:: TASK TO CARRY OUT ::
Collect all lines from the records below that include the word "Beam".

(Records from a collection of figures)
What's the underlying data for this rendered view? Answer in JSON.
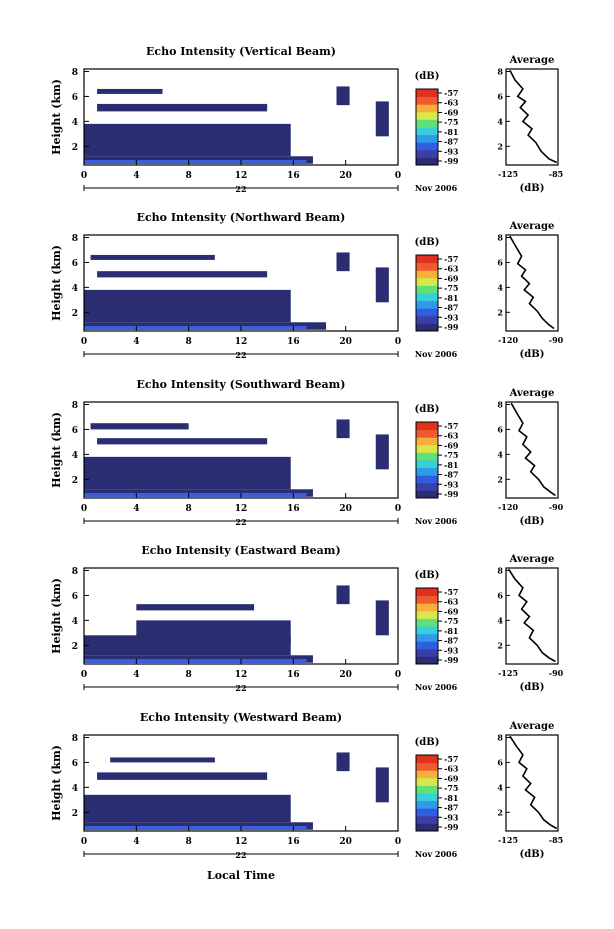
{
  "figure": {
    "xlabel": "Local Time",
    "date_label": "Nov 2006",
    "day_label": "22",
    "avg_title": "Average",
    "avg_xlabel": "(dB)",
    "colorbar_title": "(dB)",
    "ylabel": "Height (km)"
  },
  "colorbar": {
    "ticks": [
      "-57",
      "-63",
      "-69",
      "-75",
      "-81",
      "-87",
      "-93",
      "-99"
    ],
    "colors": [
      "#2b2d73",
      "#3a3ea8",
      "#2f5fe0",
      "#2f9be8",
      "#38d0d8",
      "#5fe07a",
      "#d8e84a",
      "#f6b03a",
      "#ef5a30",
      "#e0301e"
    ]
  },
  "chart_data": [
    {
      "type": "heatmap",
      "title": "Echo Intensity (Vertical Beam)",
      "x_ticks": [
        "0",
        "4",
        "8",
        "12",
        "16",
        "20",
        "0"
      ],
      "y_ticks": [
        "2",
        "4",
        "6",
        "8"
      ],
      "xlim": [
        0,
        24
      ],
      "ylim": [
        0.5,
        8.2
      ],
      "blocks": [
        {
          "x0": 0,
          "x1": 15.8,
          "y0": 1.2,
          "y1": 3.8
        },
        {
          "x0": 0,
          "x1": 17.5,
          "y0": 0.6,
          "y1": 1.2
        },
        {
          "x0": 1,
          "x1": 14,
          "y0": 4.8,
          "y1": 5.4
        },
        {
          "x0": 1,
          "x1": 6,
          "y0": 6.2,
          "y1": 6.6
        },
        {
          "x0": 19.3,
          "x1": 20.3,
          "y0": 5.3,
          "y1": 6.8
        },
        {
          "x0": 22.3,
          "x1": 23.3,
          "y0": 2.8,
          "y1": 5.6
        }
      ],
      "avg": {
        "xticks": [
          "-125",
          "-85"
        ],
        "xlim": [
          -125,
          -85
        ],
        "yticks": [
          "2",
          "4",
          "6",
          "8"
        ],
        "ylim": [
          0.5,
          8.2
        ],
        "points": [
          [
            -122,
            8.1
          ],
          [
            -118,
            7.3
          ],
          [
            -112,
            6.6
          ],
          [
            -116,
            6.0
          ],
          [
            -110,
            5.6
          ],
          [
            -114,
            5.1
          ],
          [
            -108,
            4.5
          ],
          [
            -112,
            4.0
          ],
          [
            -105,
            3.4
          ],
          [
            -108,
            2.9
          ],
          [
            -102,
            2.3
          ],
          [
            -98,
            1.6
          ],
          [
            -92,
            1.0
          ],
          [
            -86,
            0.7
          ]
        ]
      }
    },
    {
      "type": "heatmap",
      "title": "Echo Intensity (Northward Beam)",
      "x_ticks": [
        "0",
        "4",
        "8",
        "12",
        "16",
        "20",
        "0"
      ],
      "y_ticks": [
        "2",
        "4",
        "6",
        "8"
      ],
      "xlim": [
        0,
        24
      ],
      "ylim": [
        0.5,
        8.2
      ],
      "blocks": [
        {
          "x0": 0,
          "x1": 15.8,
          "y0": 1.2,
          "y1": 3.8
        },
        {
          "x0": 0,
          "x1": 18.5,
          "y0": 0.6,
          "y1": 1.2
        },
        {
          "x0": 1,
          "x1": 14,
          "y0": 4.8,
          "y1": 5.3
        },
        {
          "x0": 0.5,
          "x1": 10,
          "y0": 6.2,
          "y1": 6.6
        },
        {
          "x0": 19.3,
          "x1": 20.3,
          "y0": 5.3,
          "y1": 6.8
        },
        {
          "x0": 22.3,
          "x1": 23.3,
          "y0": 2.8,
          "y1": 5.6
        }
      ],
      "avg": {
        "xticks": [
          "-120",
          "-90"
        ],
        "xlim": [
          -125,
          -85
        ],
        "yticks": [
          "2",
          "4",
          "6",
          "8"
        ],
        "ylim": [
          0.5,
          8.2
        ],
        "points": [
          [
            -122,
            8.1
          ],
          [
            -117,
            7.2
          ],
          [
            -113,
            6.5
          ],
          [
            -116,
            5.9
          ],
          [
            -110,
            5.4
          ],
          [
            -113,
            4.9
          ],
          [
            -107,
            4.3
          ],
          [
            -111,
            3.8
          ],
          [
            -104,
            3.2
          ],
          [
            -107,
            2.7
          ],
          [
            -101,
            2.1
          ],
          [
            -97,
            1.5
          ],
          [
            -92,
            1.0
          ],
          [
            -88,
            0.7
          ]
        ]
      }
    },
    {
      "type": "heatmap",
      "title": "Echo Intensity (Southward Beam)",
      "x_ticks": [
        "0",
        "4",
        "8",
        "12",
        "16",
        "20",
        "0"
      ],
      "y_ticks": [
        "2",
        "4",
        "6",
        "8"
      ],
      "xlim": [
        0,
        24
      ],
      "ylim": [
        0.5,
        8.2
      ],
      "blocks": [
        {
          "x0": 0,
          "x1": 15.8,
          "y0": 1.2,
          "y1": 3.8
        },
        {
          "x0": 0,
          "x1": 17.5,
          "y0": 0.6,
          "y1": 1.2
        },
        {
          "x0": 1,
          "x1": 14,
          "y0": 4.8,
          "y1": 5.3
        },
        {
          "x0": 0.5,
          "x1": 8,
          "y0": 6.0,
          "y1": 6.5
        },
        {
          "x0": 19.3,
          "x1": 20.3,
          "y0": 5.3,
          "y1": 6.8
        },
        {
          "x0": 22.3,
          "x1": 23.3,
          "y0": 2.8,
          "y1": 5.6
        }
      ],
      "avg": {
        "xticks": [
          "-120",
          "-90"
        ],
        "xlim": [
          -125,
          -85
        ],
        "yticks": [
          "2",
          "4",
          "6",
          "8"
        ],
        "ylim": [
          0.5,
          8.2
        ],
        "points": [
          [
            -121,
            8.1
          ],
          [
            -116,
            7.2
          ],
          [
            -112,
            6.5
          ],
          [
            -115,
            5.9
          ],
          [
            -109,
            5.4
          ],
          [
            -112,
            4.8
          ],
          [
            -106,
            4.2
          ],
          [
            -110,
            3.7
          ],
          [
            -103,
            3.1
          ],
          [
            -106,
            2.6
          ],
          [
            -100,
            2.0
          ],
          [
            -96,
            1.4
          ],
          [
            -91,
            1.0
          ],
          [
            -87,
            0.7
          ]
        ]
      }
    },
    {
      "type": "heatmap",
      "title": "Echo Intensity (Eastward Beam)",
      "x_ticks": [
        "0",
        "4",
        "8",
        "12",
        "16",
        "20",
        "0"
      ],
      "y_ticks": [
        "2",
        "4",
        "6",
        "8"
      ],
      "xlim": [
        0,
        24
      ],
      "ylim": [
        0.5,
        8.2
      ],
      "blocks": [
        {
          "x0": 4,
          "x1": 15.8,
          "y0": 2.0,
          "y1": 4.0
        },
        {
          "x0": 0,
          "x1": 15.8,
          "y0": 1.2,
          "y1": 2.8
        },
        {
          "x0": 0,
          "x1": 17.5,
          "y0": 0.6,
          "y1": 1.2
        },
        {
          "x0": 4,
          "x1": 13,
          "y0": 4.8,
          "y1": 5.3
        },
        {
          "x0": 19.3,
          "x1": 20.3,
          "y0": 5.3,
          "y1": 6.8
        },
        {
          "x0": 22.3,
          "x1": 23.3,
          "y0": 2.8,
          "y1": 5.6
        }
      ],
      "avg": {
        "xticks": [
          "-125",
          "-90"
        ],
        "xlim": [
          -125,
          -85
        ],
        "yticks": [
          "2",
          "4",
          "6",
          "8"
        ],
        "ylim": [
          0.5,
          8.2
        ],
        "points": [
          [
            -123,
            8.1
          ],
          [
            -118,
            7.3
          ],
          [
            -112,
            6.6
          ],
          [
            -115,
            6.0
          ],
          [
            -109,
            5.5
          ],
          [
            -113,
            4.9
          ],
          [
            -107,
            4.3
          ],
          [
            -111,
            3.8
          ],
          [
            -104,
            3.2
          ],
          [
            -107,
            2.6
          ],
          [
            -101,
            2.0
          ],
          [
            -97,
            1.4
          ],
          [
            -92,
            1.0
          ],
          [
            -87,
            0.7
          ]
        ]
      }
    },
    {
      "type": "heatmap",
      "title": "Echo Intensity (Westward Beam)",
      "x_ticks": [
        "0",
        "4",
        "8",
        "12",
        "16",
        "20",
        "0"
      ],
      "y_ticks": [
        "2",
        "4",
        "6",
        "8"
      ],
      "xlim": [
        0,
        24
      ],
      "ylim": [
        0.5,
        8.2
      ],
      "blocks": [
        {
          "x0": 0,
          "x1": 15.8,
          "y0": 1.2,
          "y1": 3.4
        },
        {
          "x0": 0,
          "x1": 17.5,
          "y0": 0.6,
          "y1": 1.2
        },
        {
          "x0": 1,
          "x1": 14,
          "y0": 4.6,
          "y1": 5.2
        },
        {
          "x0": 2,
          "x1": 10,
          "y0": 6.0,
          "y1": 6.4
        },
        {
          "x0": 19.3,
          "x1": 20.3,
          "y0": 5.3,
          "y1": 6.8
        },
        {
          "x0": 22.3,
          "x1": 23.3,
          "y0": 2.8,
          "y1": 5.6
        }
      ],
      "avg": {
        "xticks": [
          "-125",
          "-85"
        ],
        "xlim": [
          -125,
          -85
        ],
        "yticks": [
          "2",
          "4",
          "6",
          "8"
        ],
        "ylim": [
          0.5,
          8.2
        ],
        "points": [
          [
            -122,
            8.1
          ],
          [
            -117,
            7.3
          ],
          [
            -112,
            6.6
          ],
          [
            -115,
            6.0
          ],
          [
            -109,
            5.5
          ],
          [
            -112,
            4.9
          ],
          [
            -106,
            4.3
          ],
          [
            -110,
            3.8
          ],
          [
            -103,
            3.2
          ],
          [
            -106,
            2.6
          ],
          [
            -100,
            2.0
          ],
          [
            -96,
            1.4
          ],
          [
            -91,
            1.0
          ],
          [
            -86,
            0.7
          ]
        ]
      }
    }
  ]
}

:: ANSWER TO THE PROBLEM ::
      "title": "Echo Intensity (Vertical Beam)",
      "title": "Echo Intensity (Northward Beam)",
      "title": "Echo Intensity (Southward Beam)",
      "title": "Echo Intensity (Eastward Beam)",
      "title": "Echo Intensity (Westward Beam)",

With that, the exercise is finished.